Written request: Set down the listing below word for word, starting at its first line and ending at the line that contains "about-brand1: AUTODESK bbox=[787, 1153, 877, 1170]".

Data shown:

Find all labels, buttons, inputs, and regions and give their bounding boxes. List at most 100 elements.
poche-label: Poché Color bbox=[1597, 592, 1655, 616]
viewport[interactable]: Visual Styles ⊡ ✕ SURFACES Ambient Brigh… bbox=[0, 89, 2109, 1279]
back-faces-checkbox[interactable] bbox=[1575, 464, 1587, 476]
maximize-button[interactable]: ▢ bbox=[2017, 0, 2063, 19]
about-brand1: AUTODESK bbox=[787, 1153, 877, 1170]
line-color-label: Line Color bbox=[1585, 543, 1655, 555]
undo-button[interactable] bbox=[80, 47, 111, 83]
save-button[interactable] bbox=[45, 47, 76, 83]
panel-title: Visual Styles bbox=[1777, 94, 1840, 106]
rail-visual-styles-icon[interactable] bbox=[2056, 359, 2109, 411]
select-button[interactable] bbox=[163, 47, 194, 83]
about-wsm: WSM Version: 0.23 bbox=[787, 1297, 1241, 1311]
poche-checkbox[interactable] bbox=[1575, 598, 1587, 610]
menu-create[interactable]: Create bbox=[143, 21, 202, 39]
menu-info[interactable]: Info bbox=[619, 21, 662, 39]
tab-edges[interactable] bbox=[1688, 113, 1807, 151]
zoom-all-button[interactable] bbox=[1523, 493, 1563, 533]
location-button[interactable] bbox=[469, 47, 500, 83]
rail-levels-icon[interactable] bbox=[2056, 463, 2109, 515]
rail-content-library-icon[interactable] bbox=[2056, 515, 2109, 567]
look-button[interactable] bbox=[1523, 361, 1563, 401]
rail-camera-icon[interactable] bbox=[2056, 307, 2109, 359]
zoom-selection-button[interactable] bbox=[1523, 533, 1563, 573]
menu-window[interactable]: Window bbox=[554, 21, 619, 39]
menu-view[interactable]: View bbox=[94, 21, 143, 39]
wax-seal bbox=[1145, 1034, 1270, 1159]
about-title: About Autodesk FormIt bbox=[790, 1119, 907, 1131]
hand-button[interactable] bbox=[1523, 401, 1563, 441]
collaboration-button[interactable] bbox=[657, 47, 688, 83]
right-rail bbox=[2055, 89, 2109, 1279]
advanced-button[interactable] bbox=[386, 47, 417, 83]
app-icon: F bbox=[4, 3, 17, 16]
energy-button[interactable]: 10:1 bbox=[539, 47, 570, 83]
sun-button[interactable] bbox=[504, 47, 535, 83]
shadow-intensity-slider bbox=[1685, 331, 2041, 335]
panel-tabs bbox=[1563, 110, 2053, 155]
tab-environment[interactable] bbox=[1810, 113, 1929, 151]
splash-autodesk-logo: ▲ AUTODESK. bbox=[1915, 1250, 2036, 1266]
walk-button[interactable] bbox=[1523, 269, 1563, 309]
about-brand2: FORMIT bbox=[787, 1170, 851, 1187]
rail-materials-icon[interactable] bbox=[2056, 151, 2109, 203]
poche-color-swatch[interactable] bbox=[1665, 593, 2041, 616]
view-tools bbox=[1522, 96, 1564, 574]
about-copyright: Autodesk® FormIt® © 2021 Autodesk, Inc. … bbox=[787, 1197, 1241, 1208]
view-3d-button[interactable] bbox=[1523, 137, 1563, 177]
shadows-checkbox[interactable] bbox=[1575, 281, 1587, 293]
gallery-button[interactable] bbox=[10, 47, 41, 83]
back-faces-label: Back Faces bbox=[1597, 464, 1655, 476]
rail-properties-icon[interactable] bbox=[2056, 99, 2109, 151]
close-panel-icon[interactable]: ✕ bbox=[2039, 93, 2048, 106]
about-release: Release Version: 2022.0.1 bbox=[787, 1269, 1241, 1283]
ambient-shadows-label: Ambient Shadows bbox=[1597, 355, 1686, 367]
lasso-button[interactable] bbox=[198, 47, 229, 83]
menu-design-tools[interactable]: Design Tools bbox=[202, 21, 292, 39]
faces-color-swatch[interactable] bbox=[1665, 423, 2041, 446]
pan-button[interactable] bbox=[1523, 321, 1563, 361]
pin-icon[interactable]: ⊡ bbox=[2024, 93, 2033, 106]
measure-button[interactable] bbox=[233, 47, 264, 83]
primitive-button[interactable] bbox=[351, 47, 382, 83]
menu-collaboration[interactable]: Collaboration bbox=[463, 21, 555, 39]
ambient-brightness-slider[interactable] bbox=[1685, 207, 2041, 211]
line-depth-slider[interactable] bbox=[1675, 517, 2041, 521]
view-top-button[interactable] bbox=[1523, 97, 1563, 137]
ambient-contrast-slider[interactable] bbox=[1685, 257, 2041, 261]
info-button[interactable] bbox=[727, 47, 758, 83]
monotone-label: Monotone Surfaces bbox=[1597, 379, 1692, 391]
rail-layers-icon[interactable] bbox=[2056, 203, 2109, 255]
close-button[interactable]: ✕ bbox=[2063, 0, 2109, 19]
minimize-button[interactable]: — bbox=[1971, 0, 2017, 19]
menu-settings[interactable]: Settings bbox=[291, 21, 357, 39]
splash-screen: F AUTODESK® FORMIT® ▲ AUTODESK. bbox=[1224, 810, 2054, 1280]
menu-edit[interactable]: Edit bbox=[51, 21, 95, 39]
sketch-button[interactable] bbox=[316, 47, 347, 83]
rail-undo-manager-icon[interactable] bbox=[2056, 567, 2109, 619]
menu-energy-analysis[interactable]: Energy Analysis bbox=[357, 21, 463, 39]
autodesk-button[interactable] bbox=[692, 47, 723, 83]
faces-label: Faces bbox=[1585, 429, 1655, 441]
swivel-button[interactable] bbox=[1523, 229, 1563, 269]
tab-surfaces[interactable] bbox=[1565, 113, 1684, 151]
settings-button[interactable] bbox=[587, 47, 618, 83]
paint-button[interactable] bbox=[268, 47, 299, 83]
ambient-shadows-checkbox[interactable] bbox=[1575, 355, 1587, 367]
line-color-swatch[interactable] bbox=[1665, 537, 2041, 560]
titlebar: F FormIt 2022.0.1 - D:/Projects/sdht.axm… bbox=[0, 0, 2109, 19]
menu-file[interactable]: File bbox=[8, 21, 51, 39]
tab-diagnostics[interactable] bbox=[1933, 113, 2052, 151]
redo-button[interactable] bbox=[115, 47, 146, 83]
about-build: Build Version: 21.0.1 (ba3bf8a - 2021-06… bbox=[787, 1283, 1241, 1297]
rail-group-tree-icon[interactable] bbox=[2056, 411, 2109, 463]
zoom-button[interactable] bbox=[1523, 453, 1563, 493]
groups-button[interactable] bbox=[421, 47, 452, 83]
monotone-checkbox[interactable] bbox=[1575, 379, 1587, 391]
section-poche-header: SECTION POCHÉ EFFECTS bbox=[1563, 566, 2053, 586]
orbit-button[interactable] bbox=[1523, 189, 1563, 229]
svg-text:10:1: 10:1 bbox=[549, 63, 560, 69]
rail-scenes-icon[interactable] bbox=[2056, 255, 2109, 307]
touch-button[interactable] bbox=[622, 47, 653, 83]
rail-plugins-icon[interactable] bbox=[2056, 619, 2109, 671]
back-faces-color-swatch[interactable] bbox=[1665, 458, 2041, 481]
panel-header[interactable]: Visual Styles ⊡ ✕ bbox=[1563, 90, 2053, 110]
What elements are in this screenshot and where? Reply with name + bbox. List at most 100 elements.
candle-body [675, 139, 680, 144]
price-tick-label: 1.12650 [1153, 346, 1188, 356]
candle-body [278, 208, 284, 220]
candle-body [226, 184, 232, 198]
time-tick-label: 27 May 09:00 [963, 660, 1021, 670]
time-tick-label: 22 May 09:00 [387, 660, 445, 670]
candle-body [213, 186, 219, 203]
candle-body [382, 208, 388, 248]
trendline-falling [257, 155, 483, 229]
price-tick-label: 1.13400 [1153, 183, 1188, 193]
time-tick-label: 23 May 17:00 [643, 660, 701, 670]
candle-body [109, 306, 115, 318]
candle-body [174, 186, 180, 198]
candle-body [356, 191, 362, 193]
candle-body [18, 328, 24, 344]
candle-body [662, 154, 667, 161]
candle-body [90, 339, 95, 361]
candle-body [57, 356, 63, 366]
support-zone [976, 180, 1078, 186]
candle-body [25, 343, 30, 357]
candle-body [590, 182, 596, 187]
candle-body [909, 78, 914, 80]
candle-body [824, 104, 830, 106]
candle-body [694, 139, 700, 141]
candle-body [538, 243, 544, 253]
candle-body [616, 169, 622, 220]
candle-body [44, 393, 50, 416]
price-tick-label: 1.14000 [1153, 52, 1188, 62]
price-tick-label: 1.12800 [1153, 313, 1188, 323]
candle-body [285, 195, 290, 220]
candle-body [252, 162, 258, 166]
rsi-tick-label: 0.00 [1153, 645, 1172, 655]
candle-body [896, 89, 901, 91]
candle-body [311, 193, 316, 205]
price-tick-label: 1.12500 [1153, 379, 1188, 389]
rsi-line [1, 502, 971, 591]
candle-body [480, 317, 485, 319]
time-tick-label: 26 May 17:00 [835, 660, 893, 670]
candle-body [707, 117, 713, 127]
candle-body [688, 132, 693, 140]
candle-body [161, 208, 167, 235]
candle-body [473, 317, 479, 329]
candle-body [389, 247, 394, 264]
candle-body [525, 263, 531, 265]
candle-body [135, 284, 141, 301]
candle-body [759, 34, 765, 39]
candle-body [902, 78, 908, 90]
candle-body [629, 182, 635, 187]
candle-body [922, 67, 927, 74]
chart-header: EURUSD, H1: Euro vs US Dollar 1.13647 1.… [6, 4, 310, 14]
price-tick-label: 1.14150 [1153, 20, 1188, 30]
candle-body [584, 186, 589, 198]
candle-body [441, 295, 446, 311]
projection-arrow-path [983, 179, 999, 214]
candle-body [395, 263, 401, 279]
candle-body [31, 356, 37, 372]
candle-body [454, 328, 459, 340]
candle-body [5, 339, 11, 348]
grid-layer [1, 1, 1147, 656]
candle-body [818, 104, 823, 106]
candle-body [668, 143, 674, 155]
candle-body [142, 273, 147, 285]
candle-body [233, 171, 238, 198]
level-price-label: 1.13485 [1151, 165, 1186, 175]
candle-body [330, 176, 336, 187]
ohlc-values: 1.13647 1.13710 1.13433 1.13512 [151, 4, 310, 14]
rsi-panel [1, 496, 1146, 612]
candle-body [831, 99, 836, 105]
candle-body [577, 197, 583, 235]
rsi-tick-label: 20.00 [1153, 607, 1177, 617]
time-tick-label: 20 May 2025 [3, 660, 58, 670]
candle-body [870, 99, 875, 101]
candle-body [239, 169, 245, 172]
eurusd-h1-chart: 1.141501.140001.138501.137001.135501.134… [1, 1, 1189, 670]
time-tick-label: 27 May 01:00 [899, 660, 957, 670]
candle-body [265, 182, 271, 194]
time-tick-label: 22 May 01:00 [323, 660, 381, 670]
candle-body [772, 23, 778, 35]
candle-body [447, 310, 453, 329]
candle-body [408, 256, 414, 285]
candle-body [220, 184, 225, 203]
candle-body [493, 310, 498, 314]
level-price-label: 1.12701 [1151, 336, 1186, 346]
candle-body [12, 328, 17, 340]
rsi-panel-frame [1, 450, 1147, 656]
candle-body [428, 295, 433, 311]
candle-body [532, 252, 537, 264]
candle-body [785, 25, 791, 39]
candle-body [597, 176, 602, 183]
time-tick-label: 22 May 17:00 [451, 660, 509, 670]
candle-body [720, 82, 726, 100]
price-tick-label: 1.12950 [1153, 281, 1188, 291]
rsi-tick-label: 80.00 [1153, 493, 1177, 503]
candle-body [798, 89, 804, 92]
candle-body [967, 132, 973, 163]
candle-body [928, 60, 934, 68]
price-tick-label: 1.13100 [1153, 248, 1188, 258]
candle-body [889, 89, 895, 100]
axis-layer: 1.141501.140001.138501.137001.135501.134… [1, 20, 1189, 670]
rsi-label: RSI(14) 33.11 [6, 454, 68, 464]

Response:
Find all labels, buttons, inputs, and regions and give their bounding boxes. List at most 100 elements.
poche-label: Poché Color bbox=[1597, 592, 1655, 616]
viewport[interactable]: Visual Styles ⊡ ✕ SURFACES Ambient Brigh… bbox=[0, 89, 2109, 1279]
back-faces-checkbox[interactable] bbox=[1575, 464, 1587, 476]
maximize-button[interactable]: ▢ bbox=[2017, 0, 2063, 19]
about-brand1: AUTODESK bbox=[787, 1153, 877, 1170]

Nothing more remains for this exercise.